Records from a dataset:
########

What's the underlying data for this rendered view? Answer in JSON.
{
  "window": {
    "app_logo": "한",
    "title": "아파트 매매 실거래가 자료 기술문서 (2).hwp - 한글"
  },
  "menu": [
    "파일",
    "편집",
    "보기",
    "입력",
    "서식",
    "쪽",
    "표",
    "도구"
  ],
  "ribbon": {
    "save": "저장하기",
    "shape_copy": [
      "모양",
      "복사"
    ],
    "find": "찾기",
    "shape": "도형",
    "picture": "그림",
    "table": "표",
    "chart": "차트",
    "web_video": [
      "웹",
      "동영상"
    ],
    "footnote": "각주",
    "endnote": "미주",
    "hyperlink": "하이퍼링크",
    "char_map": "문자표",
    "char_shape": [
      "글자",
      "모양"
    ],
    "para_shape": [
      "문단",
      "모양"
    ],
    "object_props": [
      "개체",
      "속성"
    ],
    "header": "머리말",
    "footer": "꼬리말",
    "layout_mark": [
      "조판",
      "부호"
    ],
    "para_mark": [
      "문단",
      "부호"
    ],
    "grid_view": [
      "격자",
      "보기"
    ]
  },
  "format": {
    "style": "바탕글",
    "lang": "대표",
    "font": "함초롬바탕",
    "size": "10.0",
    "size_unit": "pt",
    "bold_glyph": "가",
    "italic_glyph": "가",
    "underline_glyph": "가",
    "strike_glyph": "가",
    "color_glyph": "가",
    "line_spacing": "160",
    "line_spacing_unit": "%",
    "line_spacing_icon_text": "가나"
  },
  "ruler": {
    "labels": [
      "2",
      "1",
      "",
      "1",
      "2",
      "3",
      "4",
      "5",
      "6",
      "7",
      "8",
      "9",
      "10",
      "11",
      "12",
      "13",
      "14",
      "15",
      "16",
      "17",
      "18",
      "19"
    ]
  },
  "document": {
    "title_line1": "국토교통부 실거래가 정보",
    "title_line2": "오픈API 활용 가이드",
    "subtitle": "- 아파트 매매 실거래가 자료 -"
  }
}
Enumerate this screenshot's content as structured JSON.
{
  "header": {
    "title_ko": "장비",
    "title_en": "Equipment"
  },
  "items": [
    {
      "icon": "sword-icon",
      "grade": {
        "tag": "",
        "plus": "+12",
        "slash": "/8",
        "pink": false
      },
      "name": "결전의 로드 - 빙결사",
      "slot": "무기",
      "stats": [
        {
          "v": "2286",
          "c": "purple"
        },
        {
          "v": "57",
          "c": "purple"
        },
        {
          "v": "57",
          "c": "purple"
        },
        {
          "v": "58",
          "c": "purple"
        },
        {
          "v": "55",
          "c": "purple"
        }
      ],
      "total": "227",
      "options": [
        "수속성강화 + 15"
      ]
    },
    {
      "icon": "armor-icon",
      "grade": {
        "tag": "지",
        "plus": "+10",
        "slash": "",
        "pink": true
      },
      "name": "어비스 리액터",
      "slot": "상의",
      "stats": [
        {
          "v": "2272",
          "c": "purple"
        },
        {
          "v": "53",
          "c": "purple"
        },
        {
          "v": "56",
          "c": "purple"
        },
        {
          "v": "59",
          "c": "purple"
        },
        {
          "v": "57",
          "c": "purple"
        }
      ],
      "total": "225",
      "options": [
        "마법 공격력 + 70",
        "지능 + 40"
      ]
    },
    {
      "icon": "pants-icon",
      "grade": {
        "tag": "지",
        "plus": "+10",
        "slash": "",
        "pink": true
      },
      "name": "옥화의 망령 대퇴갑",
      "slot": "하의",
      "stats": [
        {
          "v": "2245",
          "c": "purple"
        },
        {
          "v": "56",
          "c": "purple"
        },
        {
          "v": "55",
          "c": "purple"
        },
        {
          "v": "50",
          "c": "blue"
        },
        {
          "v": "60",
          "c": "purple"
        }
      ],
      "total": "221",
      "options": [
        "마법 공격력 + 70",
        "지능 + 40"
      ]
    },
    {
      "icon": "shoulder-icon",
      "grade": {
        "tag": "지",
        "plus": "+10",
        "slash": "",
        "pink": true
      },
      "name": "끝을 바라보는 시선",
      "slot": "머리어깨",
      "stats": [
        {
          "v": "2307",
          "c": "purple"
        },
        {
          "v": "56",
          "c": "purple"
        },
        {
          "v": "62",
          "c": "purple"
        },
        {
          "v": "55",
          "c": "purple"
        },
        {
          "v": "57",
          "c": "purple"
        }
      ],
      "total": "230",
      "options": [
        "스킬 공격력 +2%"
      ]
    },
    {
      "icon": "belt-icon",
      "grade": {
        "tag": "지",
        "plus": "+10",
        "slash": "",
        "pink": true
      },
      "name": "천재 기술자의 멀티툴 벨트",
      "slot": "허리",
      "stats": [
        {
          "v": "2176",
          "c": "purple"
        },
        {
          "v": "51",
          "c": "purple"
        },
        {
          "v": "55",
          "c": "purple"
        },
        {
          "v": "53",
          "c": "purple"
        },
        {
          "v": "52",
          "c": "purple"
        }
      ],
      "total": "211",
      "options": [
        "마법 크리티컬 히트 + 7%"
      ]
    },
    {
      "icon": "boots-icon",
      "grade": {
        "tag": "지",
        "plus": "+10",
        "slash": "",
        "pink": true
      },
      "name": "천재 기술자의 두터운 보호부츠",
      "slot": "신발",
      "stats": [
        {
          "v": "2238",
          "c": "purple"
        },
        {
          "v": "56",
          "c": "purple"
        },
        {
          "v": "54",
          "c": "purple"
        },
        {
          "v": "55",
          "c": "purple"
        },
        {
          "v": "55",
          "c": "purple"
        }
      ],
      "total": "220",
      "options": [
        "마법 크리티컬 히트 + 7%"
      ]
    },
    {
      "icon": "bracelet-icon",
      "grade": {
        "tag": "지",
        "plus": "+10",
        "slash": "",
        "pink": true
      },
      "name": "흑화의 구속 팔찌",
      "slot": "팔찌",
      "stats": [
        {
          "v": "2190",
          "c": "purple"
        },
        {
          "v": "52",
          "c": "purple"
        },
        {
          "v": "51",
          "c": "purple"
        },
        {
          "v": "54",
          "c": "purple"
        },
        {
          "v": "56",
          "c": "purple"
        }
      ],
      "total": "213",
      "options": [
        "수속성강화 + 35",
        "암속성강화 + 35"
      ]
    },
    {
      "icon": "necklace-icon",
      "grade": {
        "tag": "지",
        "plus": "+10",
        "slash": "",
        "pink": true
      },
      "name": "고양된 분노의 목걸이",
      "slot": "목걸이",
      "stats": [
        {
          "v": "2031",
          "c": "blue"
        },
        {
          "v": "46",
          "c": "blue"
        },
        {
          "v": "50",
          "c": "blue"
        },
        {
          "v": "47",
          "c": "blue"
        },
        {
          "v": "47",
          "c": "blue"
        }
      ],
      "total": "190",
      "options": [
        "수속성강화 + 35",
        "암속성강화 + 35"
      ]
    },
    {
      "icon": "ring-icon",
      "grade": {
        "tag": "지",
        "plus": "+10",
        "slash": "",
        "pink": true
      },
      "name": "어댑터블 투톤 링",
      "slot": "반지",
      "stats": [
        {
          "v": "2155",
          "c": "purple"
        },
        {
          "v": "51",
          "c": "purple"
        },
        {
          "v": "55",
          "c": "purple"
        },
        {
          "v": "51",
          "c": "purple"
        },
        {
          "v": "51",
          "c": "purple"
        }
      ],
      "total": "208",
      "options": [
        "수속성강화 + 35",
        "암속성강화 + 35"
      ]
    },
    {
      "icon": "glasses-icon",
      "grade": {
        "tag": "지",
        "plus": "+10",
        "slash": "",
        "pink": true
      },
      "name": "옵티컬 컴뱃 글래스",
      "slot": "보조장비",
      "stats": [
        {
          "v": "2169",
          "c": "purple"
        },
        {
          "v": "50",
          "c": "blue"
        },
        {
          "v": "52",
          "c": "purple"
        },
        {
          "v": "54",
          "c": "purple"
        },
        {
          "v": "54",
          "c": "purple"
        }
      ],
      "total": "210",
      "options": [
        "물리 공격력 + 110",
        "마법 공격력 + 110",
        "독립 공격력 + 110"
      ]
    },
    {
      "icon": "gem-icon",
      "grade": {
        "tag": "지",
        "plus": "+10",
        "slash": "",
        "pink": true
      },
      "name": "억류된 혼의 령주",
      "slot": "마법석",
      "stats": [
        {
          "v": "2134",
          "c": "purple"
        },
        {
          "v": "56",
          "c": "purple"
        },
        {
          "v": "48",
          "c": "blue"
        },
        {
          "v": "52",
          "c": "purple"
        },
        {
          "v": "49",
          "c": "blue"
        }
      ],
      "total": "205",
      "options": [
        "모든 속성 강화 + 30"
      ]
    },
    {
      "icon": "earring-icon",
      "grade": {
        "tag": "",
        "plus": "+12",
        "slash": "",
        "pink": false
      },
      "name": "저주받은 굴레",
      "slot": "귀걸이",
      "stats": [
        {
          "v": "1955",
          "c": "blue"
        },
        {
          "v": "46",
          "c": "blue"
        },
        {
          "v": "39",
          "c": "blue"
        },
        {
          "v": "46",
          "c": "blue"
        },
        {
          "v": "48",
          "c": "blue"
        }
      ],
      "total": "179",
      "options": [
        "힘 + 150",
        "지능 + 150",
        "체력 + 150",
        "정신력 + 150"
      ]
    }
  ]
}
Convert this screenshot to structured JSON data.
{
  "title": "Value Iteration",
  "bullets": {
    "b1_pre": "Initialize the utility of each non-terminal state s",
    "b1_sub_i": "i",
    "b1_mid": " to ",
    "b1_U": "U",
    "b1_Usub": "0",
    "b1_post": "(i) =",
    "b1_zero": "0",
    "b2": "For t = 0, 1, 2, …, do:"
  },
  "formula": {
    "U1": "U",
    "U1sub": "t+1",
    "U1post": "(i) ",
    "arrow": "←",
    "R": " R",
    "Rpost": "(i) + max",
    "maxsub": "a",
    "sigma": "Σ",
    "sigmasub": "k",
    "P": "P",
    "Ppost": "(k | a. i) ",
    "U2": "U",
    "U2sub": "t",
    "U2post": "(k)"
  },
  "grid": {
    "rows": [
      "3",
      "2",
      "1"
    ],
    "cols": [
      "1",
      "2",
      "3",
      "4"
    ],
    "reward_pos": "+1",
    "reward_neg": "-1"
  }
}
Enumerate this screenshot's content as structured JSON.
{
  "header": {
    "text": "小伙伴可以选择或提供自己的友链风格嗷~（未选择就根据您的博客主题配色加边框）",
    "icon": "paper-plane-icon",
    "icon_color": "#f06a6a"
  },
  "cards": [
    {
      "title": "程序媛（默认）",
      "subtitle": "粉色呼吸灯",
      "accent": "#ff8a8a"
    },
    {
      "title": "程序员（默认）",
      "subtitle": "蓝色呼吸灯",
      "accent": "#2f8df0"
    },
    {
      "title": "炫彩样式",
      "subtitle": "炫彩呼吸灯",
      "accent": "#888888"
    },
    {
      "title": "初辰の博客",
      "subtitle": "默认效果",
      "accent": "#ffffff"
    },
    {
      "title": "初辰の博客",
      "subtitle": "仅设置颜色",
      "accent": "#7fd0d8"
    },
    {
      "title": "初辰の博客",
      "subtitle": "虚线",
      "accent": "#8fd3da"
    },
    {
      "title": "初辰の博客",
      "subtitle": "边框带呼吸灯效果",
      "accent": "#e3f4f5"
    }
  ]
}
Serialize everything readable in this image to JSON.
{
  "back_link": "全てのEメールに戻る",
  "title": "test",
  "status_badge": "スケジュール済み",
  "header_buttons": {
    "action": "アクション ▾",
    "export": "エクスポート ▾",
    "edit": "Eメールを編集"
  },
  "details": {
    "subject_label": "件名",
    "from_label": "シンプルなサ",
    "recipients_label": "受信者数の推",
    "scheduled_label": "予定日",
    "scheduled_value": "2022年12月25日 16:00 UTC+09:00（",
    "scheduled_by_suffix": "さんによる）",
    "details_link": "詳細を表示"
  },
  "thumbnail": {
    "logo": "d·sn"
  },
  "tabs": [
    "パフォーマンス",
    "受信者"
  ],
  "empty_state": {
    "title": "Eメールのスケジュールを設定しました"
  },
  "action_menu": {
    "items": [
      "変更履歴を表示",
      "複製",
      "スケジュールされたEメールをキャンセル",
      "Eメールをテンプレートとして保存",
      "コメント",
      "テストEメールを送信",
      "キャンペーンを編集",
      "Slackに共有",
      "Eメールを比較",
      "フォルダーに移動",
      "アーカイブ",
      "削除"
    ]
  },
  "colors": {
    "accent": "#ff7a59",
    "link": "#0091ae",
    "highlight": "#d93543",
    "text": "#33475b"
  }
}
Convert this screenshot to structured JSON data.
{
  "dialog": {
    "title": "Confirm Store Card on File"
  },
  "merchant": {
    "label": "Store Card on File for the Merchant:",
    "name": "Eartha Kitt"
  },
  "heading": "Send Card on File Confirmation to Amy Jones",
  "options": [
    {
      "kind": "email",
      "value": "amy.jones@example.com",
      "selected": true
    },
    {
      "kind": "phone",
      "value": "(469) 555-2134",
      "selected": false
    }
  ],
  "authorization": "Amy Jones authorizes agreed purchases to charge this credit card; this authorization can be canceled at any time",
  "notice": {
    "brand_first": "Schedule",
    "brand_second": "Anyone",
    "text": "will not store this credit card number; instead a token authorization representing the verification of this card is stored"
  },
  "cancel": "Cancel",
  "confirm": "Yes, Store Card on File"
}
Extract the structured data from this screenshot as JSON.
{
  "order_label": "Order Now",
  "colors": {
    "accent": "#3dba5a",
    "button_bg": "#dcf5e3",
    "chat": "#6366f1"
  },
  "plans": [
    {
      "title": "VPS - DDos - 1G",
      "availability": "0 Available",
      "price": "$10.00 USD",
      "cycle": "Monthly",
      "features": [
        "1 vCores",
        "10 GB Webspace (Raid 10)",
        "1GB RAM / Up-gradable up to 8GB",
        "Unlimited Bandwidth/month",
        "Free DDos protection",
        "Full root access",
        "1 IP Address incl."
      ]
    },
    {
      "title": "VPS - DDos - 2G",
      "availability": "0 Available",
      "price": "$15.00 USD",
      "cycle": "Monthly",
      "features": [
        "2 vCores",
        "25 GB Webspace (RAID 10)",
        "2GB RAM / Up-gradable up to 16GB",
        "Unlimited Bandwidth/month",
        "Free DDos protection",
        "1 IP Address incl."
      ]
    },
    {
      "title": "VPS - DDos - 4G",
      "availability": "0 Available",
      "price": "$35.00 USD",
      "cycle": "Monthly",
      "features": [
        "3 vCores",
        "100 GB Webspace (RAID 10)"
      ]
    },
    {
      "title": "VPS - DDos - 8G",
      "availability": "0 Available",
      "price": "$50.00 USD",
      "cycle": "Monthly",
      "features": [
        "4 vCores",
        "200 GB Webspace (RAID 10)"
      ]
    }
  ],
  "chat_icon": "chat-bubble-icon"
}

########

#### GIVEN TASK:
Copy every line above that includes the string "slot".

#### COMPLETE ANSWER:
      "slot": "무기",
      "slot": "상의",
      "slot": "하의",
      "slot": "머리어깨",
      "slot": "허리",
      "slot": "신발",
      "slot": "팔찌",
      "slot": "목걸이",
      "slot": "반지",
      "slot": "보조장비",
      "slot": "마법석",
      "slot": "귀걸이",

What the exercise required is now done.